-- start --

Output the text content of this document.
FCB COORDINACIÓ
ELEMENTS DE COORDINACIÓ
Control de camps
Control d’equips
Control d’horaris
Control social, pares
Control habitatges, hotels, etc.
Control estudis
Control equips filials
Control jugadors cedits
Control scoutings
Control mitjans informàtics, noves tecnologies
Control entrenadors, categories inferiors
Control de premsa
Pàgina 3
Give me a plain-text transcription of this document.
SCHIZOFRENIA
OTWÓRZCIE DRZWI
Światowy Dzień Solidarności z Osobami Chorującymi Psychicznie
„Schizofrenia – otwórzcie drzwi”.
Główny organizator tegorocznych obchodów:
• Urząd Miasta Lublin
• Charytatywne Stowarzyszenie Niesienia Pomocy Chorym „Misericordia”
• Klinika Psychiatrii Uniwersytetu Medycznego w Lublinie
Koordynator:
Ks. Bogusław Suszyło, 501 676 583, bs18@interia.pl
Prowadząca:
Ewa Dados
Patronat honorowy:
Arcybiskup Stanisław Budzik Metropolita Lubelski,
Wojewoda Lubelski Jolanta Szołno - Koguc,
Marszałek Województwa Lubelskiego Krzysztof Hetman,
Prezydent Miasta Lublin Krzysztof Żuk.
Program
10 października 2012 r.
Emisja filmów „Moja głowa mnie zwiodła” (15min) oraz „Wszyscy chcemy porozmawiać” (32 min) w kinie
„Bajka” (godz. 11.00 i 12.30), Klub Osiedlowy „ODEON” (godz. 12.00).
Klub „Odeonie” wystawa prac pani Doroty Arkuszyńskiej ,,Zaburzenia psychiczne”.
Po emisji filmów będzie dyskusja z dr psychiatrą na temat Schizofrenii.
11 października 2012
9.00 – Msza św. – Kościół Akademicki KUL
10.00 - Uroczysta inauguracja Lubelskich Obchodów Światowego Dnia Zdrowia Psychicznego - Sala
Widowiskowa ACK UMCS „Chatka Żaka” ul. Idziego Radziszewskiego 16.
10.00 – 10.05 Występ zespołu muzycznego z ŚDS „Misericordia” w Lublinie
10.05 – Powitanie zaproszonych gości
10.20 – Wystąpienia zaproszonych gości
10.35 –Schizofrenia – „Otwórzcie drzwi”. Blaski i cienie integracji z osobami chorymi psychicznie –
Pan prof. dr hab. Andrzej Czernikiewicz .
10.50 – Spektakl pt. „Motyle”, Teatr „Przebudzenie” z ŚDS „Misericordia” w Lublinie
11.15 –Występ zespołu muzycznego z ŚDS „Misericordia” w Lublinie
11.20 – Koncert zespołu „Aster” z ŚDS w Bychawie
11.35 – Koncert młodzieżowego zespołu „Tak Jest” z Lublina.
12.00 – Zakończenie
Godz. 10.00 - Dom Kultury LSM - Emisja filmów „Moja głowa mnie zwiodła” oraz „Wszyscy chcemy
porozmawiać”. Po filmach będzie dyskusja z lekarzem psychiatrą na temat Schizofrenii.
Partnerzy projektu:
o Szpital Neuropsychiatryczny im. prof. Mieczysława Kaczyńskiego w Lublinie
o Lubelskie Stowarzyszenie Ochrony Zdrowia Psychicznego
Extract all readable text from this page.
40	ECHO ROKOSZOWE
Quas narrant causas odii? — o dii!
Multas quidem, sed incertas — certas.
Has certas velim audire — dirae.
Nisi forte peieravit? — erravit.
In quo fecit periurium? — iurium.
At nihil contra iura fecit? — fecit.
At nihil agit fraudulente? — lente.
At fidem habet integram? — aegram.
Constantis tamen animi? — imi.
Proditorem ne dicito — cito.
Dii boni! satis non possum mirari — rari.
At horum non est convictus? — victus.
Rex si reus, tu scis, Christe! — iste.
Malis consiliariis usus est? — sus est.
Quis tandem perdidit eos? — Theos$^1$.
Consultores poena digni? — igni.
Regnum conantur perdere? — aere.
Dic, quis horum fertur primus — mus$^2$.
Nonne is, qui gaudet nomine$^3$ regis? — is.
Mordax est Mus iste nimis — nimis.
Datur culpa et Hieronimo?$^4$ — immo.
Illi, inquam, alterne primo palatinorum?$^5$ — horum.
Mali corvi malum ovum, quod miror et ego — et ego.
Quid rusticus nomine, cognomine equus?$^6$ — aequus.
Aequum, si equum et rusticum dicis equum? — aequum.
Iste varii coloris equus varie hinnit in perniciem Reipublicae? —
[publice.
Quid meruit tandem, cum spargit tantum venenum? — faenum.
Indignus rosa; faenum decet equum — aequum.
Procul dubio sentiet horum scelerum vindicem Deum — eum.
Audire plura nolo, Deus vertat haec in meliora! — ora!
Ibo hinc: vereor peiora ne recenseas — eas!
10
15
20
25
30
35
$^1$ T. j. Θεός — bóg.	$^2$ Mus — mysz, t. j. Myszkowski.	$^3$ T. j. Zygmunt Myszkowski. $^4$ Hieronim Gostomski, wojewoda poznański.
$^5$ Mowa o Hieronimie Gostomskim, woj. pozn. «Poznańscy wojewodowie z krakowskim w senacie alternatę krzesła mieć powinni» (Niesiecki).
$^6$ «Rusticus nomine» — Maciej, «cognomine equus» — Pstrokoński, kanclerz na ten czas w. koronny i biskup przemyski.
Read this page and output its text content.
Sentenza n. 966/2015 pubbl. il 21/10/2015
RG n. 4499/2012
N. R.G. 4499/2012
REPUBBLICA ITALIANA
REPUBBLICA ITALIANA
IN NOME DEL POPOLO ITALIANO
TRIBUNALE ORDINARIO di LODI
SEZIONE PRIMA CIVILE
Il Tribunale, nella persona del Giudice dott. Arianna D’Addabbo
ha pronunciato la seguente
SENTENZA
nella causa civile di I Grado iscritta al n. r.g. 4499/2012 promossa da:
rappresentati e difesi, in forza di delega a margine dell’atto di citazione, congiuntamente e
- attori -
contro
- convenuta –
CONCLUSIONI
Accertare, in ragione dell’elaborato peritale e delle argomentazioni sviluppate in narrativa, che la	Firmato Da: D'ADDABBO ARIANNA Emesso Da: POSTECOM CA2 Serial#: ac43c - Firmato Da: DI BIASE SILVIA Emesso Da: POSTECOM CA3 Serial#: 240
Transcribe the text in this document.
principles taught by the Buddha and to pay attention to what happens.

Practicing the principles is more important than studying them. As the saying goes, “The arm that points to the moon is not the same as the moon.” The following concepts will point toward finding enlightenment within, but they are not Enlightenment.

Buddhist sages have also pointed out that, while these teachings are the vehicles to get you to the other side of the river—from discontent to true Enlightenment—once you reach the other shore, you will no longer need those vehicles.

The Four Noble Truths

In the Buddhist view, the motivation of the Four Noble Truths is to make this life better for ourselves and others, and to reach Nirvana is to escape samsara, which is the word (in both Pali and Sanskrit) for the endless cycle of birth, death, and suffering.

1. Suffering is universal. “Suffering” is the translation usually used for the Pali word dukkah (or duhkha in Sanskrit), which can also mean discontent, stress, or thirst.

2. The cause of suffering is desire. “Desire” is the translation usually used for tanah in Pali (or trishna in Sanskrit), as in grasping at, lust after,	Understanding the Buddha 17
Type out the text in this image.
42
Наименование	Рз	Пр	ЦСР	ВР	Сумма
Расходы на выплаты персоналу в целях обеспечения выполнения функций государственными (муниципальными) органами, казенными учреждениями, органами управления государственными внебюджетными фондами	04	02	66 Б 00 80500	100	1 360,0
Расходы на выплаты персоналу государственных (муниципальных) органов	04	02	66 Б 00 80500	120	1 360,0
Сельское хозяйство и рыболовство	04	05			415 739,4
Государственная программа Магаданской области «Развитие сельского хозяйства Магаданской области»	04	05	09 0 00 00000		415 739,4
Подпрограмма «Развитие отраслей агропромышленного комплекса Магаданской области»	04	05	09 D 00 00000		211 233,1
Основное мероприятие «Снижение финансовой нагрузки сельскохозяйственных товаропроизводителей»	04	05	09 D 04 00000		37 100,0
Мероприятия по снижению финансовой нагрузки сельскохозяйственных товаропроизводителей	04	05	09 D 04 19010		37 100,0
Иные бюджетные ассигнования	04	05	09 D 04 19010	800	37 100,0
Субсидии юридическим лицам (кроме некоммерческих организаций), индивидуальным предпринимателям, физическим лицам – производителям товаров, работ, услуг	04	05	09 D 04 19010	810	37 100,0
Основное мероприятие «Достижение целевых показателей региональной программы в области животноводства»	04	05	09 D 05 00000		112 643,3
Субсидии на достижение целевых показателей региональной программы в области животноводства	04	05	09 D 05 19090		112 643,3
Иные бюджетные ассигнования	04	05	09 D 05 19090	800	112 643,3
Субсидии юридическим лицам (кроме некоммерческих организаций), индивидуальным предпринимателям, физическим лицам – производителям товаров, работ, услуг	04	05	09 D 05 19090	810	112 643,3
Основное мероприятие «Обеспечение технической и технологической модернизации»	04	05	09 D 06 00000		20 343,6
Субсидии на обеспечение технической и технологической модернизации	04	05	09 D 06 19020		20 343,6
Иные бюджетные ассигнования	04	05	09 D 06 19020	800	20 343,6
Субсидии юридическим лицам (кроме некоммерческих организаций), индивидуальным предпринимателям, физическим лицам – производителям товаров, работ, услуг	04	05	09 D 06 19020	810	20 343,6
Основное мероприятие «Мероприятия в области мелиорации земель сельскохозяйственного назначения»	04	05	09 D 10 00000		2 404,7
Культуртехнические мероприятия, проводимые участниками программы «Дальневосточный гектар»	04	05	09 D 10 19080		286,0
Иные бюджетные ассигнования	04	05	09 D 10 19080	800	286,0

-- end --

## Stated exercise
Scan the material above for the string "Emisja" and report each line where you find it.

## Response for this exercise
Emisja filmów „Moja głowa mnie zwiodła” (15min) oraz „Wszyscy chcemy porozmawiać” (32 min) w kinie
Godz. 10.00 - Dom Kultury LSM - Emisja filmów „Moja głowa mnie zwiodła” oraz „Wszyscy chcemy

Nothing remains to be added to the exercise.